----- DATASET ROWS -----

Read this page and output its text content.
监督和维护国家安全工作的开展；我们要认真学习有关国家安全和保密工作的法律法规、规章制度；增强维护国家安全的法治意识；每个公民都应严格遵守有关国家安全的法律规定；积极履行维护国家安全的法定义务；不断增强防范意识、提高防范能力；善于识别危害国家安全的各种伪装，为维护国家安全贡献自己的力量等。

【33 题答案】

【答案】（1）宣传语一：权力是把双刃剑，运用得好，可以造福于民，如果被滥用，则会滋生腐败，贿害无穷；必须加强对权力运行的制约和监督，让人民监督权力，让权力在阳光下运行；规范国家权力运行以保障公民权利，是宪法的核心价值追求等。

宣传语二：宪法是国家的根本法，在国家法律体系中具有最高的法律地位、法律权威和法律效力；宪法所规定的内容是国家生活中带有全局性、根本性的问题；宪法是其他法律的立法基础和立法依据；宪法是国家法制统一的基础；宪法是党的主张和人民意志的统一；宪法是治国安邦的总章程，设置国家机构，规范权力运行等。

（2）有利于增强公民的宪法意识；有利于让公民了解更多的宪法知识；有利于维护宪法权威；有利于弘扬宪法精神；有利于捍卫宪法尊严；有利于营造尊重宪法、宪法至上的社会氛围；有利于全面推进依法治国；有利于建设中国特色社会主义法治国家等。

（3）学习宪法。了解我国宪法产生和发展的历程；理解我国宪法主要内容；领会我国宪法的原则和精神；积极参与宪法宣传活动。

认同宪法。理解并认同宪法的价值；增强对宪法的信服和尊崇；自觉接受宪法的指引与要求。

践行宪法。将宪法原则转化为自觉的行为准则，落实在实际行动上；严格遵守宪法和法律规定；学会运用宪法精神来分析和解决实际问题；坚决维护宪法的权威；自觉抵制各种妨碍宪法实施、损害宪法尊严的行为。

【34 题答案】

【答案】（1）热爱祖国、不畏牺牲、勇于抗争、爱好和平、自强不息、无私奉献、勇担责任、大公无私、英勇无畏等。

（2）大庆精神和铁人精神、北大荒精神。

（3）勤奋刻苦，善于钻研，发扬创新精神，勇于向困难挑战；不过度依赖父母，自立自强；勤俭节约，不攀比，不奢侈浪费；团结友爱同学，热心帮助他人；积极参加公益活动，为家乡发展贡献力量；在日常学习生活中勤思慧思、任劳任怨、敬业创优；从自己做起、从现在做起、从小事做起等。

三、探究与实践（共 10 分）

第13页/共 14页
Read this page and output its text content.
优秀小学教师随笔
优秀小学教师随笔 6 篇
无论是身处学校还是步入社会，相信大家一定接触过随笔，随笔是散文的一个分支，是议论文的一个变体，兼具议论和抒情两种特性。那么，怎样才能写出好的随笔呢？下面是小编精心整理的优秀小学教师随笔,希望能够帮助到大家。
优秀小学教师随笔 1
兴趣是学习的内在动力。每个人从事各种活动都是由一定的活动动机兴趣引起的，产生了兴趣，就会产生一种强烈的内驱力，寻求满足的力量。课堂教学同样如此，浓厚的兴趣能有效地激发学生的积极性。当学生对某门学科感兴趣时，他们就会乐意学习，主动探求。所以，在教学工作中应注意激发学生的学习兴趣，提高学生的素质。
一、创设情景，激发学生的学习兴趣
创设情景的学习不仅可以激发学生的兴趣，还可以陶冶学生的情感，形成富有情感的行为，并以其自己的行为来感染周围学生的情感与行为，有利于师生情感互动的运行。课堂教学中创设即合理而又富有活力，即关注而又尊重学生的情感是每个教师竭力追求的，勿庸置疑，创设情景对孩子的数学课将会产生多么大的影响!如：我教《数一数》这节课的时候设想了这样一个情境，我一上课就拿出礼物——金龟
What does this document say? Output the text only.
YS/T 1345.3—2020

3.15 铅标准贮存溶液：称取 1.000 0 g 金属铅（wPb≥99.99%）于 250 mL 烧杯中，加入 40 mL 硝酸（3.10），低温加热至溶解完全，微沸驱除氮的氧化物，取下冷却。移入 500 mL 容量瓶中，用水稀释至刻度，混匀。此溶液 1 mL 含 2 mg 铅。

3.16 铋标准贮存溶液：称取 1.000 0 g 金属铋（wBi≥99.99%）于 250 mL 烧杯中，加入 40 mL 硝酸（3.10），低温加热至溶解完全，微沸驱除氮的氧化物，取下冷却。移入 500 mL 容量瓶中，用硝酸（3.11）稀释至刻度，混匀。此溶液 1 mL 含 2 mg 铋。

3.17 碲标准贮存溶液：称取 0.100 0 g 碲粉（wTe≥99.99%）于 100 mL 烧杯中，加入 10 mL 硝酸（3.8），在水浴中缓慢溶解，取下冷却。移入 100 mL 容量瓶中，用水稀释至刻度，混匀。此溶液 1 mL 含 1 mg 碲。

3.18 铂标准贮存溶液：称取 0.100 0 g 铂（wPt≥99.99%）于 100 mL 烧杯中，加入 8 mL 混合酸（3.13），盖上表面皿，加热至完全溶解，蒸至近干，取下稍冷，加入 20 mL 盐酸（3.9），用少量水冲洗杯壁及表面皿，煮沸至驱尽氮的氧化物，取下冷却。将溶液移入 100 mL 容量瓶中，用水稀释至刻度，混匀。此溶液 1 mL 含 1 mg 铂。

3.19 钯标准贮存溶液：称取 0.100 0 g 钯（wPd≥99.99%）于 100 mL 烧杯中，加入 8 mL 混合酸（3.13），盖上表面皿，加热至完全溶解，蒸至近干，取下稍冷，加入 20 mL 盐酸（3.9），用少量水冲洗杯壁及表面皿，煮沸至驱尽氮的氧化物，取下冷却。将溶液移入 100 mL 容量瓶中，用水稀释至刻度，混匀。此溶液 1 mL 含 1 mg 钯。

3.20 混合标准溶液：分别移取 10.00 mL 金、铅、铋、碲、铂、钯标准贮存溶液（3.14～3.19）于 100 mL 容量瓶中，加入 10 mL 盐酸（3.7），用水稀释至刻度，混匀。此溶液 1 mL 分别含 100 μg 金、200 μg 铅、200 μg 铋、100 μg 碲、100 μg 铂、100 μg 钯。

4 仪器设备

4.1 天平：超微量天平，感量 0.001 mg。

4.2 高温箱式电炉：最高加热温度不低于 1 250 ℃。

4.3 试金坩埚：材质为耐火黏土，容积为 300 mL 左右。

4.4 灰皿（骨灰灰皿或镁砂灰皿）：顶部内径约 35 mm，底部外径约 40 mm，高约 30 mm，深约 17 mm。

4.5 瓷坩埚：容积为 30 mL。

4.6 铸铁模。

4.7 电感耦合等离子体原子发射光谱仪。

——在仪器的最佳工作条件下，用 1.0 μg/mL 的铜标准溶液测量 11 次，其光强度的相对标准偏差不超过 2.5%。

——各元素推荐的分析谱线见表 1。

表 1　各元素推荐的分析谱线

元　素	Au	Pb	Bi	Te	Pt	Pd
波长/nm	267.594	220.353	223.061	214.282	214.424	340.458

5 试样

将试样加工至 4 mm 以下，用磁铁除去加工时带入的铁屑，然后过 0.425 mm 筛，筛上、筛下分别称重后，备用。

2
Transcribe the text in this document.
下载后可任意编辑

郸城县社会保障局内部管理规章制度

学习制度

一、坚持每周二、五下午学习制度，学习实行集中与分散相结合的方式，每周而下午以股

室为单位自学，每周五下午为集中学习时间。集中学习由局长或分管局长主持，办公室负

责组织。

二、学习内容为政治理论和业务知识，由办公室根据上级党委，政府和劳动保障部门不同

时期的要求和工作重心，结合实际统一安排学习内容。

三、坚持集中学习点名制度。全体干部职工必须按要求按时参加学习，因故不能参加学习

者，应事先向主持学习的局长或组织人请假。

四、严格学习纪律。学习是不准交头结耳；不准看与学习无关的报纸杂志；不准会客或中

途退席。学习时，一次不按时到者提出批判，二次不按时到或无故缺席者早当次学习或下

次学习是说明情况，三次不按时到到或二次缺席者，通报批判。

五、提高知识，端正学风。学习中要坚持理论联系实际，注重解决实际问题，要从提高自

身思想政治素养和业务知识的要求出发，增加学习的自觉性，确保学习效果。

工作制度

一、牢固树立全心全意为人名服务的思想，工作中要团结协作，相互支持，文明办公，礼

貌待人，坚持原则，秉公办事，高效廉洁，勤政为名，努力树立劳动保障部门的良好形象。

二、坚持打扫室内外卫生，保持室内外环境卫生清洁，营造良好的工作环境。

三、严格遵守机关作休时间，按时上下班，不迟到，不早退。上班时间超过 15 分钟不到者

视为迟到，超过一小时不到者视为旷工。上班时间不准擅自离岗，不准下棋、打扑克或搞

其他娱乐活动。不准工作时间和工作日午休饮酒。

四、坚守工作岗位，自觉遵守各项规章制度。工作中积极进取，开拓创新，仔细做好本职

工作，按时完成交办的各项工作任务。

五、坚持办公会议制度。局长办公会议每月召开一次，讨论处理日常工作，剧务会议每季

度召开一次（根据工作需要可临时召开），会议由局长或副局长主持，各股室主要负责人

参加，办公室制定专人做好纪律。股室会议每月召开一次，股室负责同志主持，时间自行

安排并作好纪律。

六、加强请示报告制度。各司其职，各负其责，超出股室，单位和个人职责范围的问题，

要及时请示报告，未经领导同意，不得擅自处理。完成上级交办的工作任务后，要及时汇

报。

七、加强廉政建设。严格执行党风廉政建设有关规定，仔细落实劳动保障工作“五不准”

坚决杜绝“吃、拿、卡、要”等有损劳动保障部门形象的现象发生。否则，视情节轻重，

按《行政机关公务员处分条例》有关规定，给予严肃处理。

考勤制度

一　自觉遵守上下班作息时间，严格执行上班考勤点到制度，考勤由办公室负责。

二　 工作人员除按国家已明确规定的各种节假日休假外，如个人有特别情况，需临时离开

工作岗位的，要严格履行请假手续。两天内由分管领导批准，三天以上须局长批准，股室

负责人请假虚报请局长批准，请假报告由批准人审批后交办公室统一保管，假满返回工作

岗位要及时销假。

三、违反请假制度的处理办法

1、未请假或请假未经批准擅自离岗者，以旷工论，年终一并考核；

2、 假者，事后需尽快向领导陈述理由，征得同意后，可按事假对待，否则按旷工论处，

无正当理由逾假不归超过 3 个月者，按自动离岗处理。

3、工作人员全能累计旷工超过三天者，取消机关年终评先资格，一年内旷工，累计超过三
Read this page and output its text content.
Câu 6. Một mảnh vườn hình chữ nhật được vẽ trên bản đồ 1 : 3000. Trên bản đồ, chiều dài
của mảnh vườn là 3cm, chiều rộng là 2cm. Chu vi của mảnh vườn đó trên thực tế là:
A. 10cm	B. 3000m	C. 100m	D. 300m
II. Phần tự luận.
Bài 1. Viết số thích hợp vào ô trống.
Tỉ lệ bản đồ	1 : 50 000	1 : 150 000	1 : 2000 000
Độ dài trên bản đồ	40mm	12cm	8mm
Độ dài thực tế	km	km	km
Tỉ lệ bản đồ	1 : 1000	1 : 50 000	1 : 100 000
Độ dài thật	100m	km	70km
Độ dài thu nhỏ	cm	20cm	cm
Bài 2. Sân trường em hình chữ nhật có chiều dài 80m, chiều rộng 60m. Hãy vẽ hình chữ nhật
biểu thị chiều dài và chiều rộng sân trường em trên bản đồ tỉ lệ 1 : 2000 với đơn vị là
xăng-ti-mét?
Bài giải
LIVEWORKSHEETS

-----

▶ **SHORT PROBLEM**
Gather, from the listing above, every line carrying the word "trên".

▶ **REPLY TO THE TASK**
Câu 6. Một mảnh vườn hình chữ nhật được vẽ trên bản đồ 1 : 3000. Trên bản đồ, chiều dài
của mảnh vườn là 3cm, chiều rộng là 2cm. Chu vi của mảnh vườn đó trên thực tế là:
Độ dài trên bản đồ	40mm	12cm	8mm
biểu thị chiều dài và chiều rộng sân trường em trên bản đồ tỉ lệ 1 : 2000 với đơn vị là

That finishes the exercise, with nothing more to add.